PROBLEM DESCRIPTION.
Rename "envelope-open-icon" to "mail-icon" wherever it occurs in the data below, leaving everything else unchanged.

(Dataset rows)
————————

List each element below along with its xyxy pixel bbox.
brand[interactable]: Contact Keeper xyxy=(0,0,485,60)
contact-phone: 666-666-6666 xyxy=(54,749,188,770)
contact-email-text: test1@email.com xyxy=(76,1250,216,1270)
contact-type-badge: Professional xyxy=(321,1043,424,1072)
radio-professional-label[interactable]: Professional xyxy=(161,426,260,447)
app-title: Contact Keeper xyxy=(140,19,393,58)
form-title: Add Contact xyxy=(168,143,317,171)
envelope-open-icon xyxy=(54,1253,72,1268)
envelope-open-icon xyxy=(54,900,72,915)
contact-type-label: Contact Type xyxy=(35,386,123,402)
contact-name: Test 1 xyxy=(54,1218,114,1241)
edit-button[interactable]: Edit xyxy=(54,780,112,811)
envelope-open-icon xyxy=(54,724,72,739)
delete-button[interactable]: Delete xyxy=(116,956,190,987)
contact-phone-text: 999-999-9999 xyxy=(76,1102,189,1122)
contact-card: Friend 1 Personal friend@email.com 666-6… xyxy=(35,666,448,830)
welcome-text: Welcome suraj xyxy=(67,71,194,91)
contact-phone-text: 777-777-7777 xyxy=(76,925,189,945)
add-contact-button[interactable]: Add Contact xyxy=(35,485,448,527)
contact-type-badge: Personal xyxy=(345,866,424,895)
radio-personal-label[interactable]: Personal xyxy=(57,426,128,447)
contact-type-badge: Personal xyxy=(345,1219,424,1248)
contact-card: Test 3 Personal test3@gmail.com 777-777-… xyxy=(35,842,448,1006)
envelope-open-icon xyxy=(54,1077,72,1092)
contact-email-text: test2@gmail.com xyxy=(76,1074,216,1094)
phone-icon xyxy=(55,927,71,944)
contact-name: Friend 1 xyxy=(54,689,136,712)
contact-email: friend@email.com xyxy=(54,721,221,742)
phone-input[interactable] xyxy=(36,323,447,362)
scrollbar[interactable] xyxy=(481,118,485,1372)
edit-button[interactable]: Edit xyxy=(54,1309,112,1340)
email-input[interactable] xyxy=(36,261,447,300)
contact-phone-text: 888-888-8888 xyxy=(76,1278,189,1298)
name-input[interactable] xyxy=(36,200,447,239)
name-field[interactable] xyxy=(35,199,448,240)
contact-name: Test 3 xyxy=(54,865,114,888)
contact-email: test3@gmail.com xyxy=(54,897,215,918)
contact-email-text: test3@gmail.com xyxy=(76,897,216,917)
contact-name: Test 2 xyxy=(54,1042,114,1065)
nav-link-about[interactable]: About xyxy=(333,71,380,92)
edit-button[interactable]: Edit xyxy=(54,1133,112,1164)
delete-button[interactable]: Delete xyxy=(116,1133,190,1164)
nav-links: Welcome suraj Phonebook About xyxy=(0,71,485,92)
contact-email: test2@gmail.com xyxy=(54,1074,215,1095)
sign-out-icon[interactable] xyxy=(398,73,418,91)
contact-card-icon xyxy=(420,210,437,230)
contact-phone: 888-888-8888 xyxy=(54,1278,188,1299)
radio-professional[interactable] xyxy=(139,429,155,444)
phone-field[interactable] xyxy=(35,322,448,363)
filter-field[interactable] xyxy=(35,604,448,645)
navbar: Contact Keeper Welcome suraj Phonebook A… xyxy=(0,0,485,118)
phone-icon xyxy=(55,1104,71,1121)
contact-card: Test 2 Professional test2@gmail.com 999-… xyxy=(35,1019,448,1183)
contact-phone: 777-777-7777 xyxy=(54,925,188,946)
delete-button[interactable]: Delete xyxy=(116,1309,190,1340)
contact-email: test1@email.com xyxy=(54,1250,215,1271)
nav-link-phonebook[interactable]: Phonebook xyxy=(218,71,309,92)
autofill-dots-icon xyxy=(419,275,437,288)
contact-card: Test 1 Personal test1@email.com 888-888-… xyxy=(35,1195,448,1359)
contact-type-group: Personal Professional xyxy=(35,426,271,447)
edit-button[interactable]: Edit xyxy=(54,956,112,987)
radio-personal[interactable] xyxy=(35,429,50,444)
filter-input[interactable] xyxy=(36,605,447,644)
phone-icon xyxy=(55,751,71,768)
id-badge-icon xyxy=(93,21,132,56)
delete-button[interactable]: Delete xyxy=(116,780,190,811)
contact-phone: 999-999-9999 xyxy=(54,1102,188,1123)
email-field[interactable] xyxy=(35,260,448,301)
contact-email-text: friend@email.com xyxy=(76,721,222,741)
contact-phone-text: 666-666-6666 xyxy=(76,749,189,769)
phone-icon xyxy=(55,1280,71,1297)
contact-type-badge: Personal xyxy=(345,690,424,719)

————————

SOLUTION BELOW.
List each element below along with its xyxy pixel bbox.
brand[interactable]: Contact Keeper xyxy=(0,0,485,60)
contact-phone: 666-666-6666 xyxy=(54,749,188,770)
contact-email-text: test1@email.com xyxy=(76,1250,216,1270)
contact-type-badge: Professional xyxy=(321,1043,424,1072)
radio-professional-label[interactable]: Professional xyxy=(161,426,260,447)
app-title: Contact Keeper xyxy=(140,19,393,58)
form-title: Add Contact xyxy=(168,143,317,171)
mail-icon xyxy=(54,1253,72,1268)
mail-icon xyxy=(54,900,72,915)
contact-type-label: Contact Type xyxy=(35,386,123,402)
contact-name: Test 1 xyxy=(54,1218,114,1241)
edit-button[interactable]: Edit xyxy=(54,780,112,811)
mail-icon xyxy=(54,724,72,739)
delete-button[interactable]: Delete xyxy=(116,956,190,987)
contact-phone-text: 999-999-9999 xyxy=(76,1102,189,1122)
contact-card: Friend 1 Personal friend@email.com 666-6… xyxy=(35,666,448,830)
welcome-text: Welcome suraj xyxy=(67,71,194,91)
contact-phone-text: 777-777-7777 xyxy=(76,925,189,945)
add-contact-button[interactable]: Add Contact xyxy=(35,485,448,527)
contact-type-badge: Personal xyxy=(345,866,424,895)
radio-personal-label[interactable]: Personal xyxy=(57,426,128,447)
contact-type-badge: Personal xyxy=(345,1219,424,1248)
contact-card: Test 3 Personal test3@gmail.com 777-777-… xyxy=(35,842,448,1006)
mail-icon xyxy=(54,1077,72,1092)
contact-email-text: test2@gmail.com xyxy=(76,1074,216,1094)
phone-icon xyxy=(55,927,71,944)
contact-name: Friend 1 xyxy=(54,689,136,712)
contact-email: friend@email.com xyxy=(54,721,221,742)
phone-input[interactable] xyxy=(36,323,447,362)
scrollbar[interactable] xyxy=(481,118,485,1372)
edit-button[interactable]: Edit xyxy=(54,1309,112,1340)
email-input[interactable] xyxy=(36,261,447,300)
contact-phone-text: 888-888-8888 xyxy=(76,1278,189,1298)
name-input[interactable] xyxy=(36,200,447,239)
name-field[interactable] xyxy=(35,199,448,240)
contact-name: Test 3 xyxy=(54,865,114,888)
contact-email: test3@gmail.com xyxy=(54,897,215,918)
contact-email-text: test3@gmail.com xyxy=(76,897,216,917)
contact-name: Test 2 xyxy=(54,1042,114,1065)
nav-link-about[interactable]: About xyxy=(333,71,380,92)
edit-button[interactable]: Edit xyxy=(54,1133,112,1164)
delete-button[interactable]: Delete xyxy=(116,1133,190,1164)
nav-links: Welcome suraj Phonebook About xyxy=(0,71,485,92)
contact-email: test2@gmail.com xyxy=(54,1074,215,1095)
sign-out-icon[interactable] xyxy=(398,73,418,91)
contact-card-icon xyxy=(420,210,437,230)
contact-phone: 888-888-8888 xyxy=(54,1278,188,1299)
radio-professional[interactable] xyxy=(139,429,155,444)
phone-field[interactable] xyxy=(35,322,448,363)
filter-field[interactable] xyxy=(35,604,448,645)
navbar: Contact Keeper Welcome suraj Phonebook A… xyxy=(0,0,485,118)
phone-icon xyxy=(55,1104,71,1121)
contact-card: Test 2 Professional test2@gmail.com 999-… xyxy=(35,1019,448,1183)
contact-phone: 777-777-7777 xyxy=(54,925,188,946)
delete-button[interactable]: Delete xyxy=(116,1309,190,1340)
contact-email: test1@email.com xyxy=(54,1250,215,1271)
nav-link-phonebook[interactable]: Phonebook xyxy=(218,71,309,92)
autofill-dots-icon xyxy=(419,275,437,288)
contact-card: Test 1 Personal test1@email.com 888-888-… xyxy=(35,1195,448,1359)
contact-type-group: Personal Professional xyxy=(35,426,271,447)
edit-button[interactable]: Edit xyxy=(54,956,112,987)
radio-personal[interactable] xyxy=(35,429,50,444)
filter-input[interactable] xyxy=(36,605,447,644)
phone-icon xyxy=(55,751,71,768)
id-badge-icon xyxy=(93,21,132,56)
delete-button[interactable]: Delete xyxy=(116,780,190,811)
contact-phone: 999-999-9999 xyxy=(54,1102,188,1123)
email-field[interactable] xyxy=(35,260,448,301)
contact-email-text: friend@email.com xyxy=(76,721,222,741)
contact-phone-text: 666-666-6666 xyxy=(76,749,189,769)
phone-icon xyxy=(55,1280,71,1297)
contact-type-badge: Personal xyxy=(345,690,424,719)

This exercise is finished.